Given data:
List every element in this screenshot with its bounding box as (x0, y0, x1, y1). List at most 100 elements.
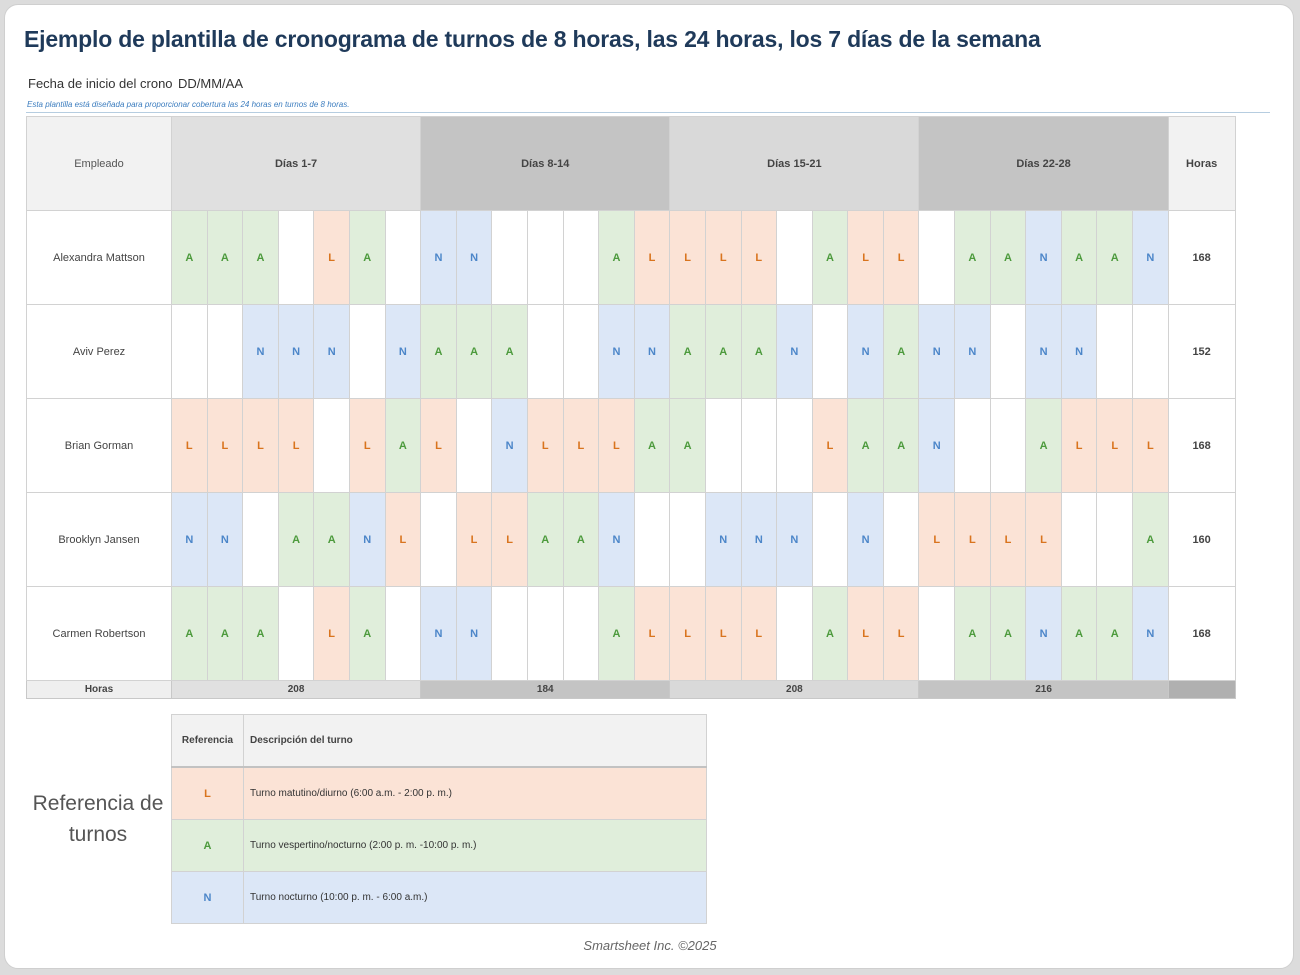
shift-cell[interactable]: A (669, 304, 706, 399)
shift-cell[interactable]: A (989, 210, 1027, 305)
shift-cell[interactable]: L (633, 210, 671, 305)
shift-cell[interactable]: L (669, 586, 706, 681)
shift-cell[interactable] (562, 210, 600, 305)
shift-cell[interactable]: N (704, 492, 742, 587)
shift-cell[interactable] (562, 304, 600, 399)
shift-cell[interactable]: N (1025, 304, 1062, 399)
shift-cell[interactable]: A (526, 492, 564, 587)
shift-cell[interactable]: A (384, 398, 422, 493)
shift-cell[interactable] (882, 492, 920, 587)
shift-cell[interactable]: L (171, 398, 208, 493)
shift-cell[interactable]: A (954, 586, 991, 681)
shift-cell[interactable] (171, 304, 208, 399)
shift-cell[interactable]: L (989, 492, 1027, 587)
shift-cell[interactable]: A (277, 492, 315, 587)
shift-cell[interactable] (954, 398, 991, 493)
shift-cell[interactable]: N (206, 492, 244, 587)
shift-cell[interactable]: A (811, 210, 849, 305)
shift-cell[interactable]: N (348, 492, 386, 587)
shift-cell[interactable] (526, 304, 564, 399)
shift-cell[interactable] (776, 210, 813, 305)
shift-cell[interactable]: A (704, 304, 742, 399)
shift-cell[interactable]: A (954, 210, 991, 305)
shift-cell[interactable]: N (776, 492, 813, 587)
shift-cell[interactable] (989, 304, 1027, 399)
shift-cell[interactable] (918, 586, 956, 681)
shift-cell[interactable] (562, 586, 600, 681)
shift-cell[interactable]: L (882, 586, 920, 681)
shift-cell[interactable]: N (598, 304, 635, 399)
shift-cell[interactable]: L (598, 398, 635, 493)
employee-name[interactable]: Alexandra Mattson (26, 210, 172, 305)
shift-cell[interactable]: L (313, 210, 350, 305)
shift-cell[interactable] (1096, 304, 1134, 399)
shift-cell[interactable]: N (1132, 210, 1169, 305)
shift-cell[interactable] (776, 586, 813, 681)
shift-cell[interactable]: N (242, 304, 279, 399)
shift-cell[interactable] (918, 210, 956, 305)
shift-cell[interactable]: N (420, 210, 457, 305)
employee-name[interactable]: Carmen Robertson (26, 586, 172, 681)
shift-cell[interactable]: A (1096, 586, 1134, 681)
shift-cell[interactable]: A (171, 210, 208, 305)
shift-cell[interactable]: A (633, 398, 671, 493)
shift-cell[interactable] (1096, 492, 1134, 587)
shift-cell[interactable] (811, 304, 849, 399)
shift-cell[interactable]: A (1096, 210, 1134, 305)
shift-cell[interactable]: A (740, 304, 778, 399)
shift-cell[interactable]: N (776, 304, 813, 399)
shift-cell[interactable]: L (740, 586, 778, 681)
shift-cell[interactable] (384, 586, 422, 681)
shift-cell[interactable]: A (1060, 586, 1098, 681)
shift-cell[interactable]: L (704, 210, 742, 305)
shift-cell[interactable]: L (455, 492, 493, 587)
shift-cell[interactable]: A (882, 304, 920, 399)
shift-cell[interactable] (811, 492, 849, 587)
shift-cell[interactable] (526, 586, 564, 681)
shift-cell[interactable]: N (847, 492, 884, 587)
employee-name[interactable]: Brooklyn Jansen (26, 492, 172, 587)
shift-cell[interactable]: A (1060, 210, 1098, 305)
shift-cell[interactable]: N (633, 304, 671, 399)
shift-cell[interactable] (633, 492, 671, 587)
shift-cell[interactable]: A (242, 210, 279, 305)
shift-cell[interactable]: A (811, 586, 849, 681)
shift-cell[interactable]: N (1025, 586, 1062, 681)
shift-cell[interactable]: L (1096, 398, 1134, 493)
shift-cell[interactable]: N (491, 398, 528, 493)
shift-cell[interactable]: N (740, 492, 778, 587)
shift-cell[interactable]: A (348, 210, 386, 305)
shift-cell[interactable]: L (1132, 398, 1169, 493)
shift-cell[interactable]: N (918, 304, 956, 399)
shift-cell[interactable] (206, 304, 244, 399)
shift-cell[interactable]: L (882, 210, 920, 305)
shift-cell[interactable] (526, 210, 564, 305)
shift-cell[interactable]: A (1025, 398, 1062, 493)
shift-cell[interactable]: A (242, 586, 279, 681)
shift-cell[interactable]: A (669, 398, 706, 493)
shift-cell[interactable]: A (313, 492, 350, 587)
shift-cell[interactable]: N (277, 304, 315, 399)
shift-cell[interactable] (491, 210, 528, 305)
shift-cell[interactable]: L (918, 492, 956, 587)
shift-cell[interactable] (420, 492, 457, 587)
shift-cell[interactable] (989, 398, 1027, 493)
shift-cell[interactable]: A (1132, 492, 1169, 587)
shift-cell[interactable]: L (811, 398, 849, 493)
shift-cell[interactable]: L (242, 398, 279, 493)
shift-cell[interactable]: A (598, 210, 635, 305)
shift-cell[interactable]: L (847, 210, 884, 305)
shift-cell[interactable] (384, 210, 422, 305)
shift-cell[interactable]: N (1025, 210, 1062, 305)
shift-cell[interactable]: L (313, 586, 350, 681)
shift-cell[interactable]: L (420, 398, 457, 493)
shift-cell[interactable] (1132, 304, 1169, 399)
shift-cell[interactable] (776, 398, 813, 493)
shift-cell[interactable]: A (420, 304, 457, 399)
shift-cell[interactable]: N (455, 210, 493, 305)
shift-cell[interactable] (1060, 492, 1098, 587)
shift-cell[interactable] (277, 586, 315, 681)
shift-cell[interactable]: A (491, 304, 528, 399)
shift-cell[interactable]: L (348, 398, 386, 493)
shift-cell[interactable]: L (384, 492, 422, 587)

Given instruction: Reproduce without alteration the stretch of the entries from the line containing "shift-cell[interactable]: A (669, 304, 706, 399)" through the line containing "shift-cell[interactable]: N (1025, 304, 1062, 399)", including both of those lines.

Exercise output:
shift-cell[interactable]: A (669, 304, 706, 399)
shift-cell[interactable]: A (989, 210, 1027, 305)
shift-cell[interactable]: L (633, 210, 671, 305)
shift-cell[interactable]: L (669, 586, 706, 681)
shift-cell[interactable] (562, 210, 600, 305)
shift-cell[interactable]: N (704, 492, 742, 587)
shift-cell[interactable] (562, 304, 600, 399)
shift-cell[interactable]: N (1025, 304, 1062, 399)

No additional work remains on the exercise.